> Exercise data
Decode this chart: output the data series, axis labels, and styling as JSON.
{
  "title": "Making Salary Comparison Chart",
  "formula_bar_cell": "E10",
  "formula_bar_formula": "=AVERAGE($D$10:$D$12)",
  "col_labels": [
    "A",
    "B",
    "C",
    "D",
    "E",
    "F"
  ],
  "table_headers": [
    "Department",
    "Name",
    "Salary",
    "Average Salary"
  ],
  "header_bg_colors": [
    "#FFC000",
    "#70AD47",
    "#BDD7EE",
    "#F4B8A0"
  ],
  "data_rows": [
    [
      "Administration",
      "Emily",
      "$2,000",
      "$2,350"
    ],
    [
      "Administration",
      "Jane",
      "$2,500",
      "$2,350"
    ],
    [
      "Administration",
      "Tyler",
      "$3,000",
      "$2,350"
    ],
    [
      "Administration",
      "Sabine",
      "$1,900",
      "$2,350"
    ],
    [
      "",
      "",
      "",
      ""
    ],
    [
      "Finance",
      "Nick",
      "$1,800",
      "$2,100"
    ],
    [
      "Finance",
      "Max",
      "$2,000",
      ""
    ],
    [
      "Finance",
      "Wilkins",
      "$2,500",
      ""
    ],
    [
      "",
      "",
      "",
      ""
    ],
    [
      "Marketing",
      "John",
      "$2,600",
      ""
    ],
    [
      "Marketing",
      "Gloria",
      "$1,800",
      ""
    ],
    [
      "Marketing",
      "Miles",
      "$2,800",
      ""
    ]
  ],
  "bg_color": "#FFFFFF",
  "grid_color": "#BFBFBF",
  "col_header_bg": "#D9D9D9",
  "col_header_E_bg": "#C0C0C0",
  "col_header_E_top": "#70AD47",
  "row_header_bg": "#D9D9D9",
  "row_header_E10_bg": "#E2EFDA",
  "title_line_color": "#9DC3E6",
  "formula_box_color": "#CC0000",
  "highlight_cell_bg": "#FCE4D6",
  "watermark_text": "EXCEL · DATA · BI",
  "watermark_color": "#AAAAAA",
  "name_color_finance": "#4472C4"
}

> Exercise goal
Return all of the data word for word.

> Exercise result
Decode this chart: output the data series, axis labels, and styling as JSON.
{
  "title": "Making Salary Comparison Chart",
  "formula_bar_cell": "E10",
  "formula_bar_formula": "=AVERAGE($D$10:$D$12)",
  "col_labels": [
    "A",
    "B",
    "C",
    "D",
    "E",
    "F"
  ],
  "table_headers": [
    "Department",
    "Name",
    "Salary",
    "Average Salary"
  ],
  "header_bg_colors": [
    "#FFC000",
    "#70AD47",
    "#BDD7EE",
    "#F4B8A0"
  ],
  "data_rows": [
    [
      "Administration",
      "Emily",
      "$2,000",
      "$2,350"
    ],
    [
      "Administration",
      "Jane",
      "$2,500",
      "$2,350"
    ],
    [
      "Administration",
      "Tyler",
      "$3,000",
      "$2,350"
    ],
    [
      "Administration",
      "Sabine",
      "$1,900",
      "$2,350"
    ],
    [
      "",
      "",
      "",
      ""
    ],
    [
      "Finance",
      "Nick",
      "$1,800",
      "$2,100"
    ],
    [
      "Finance",
      "Max",
      "$2,000",
      ""
    ],
    [
      "Finance",
      "Wilkins",
      "$2,500",
      ""
    ],
    [
      "",
      "",
      "",
      ""
    ],
    [
      "Marketing",
      "John",
      "$2,600",
      ""
    ],
    [
      "Marketing",
      "Gloria",
      "$1,800",
      ""
    ],
    [
      "Marketing",
      "Miles",
      "$2,800",
      ""
    ]
  ],
  "bg_color": "#FFFFFF",
  "grid_color": "#BFBFBF",
  "col_header_bg": "#D9D9D9",
  "col_header_E_bg": "#C0C0C0",
  "col_header_E_top": "#70AD47",
  "row_header_bg": "#D9D9D9",
  "row_header_E10_bg": "#E2EFDA",
  "title_line_color": "#9DC3E6",
  "formula_box_color": "#CC0000",
  "highlight_cell_bg": "#FCE4D6",
  "watermark_text": "EXCEL · DATA · BI",
  "watermark_color": "#AAAAAA",
  "name_color_finance": "#4472C4"
}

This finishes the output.